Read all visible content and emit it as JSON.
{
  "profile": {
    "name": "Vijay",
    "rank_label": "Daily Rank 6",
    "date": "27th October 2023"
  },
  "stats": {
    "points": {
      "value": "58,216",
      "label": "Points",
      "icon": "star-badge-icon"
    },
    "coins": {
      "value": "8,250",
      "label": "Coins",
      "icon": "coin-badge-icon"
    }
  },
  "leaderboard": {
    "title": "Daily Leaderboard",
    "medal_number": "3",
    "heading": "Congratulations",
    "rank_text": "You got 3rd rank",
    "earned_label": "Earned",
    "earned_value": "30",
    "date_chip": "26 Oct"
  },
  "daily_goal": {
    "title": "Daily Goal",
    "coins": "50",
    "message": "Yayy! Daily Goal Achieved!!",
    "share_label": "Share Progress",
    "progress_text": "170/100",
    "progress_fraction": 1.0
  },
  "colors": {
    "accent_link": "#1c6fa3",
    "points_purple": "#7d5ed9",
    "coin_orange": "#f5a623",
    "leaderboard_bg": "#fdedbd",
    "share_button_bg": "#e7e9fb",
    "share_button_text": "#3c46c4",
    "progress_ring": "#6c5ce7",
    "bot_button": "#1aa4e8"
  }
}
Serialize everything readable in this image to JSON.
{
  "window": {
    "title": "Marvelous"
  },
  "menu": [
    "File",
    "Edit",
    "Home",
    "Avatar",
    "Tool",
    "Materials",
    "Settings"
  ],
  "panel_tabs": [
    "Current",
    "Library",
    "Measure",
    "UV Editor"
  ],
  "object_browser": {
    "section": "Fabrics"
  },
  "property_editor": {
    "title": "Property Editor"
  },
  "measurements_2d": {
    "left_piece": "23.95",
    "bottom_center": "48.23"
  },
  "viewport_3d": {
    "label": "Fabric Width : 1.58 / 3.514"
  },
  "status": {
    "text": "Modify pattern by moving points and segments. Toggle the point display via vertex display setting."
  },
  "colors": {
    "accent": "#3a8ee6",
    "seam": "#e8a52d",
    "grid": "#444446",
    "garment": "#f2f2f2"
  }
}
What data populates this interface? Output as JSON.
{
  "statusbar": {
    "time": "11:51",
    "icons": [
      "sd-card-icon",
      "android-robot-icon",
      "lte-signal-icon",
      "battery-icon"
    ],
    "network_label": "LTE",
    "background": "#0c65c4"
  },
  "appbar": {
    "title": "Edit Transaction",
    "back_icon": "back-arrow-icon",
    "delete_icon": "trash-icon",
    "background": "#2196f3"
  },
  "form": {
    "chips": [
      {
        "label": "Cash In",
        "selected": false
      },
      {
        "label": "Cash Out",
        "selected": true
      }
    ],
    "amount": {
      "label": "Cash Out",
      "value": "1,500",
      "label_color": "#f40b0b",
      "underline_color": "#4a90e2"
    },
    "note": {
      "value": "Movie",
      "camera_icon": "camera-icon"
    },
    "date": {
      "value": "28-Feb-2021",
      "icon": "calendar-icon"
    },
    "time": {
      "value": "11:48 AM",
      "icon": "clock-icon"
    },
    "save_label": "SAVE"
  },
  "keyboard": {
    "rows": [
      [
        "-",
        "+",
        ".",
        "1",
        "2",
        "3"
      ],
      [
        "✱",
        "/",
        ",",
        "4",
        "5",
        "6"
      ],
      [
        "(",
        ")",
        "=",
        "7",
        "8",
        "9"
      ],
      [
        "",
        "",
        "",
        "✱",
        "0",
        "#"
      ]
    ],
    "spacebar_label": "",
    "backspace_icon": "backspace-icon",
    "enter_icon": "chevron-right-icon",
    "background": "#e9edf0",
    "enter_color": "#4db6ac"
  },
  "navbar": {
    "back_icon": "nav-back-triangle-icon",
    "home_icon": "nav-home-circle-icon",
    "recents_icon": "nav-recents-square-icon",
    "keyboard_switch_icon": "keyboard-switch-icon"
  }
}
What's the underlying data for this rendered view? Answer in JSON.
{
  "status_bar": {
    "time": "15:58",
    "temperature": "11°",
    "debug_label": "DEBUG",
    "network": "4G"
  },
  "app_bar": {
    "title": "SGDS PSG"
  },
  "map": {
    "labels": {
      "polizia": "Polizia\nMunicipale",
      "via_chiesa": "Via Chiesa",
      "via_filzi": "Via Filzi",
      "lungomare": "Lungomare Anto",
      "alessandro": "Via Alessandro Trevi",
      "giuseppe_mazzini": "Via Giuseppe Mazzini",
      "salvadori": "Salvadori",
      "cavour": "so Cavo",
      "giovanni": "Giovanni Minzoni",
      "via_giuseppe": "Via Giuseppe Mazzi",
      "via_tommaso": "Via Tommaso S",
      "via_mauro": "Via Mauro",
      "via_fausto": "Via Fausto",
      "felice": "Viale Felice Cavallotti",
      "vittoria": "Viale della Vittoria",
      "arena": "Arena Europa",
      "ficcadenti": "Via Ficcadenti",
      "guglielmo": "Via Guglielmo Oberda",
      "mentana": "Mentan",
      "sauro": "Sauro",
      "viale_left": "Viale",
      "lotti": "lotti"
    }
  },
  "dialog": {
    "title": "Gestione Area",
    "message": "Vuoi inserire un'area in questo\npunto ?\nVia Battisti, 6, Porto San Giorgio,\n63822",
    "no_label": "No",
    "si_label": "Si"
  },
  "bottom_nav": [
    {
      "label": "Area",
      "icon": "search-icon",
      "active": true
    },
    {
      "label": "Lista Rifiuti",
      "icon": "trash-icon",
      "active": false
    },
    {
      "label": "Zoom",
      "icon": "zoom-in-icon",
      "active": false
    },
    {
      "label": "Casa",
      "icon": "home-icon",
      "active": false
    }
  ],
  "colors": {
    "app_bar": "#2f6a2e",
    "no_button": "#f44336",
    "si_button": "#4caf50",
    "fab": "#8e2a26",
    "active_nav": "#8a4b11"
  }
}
-*-
## WHAT TO DO
Find each line holding "JSON". Copy it out.

## THE RESPONSE
Read all visible content and emit it as JSON.
Serialize everything readable in this image to JSON.
What data populates this interface? Output as JSON.
What's the underlying data for this rendered view? Answer in JSON.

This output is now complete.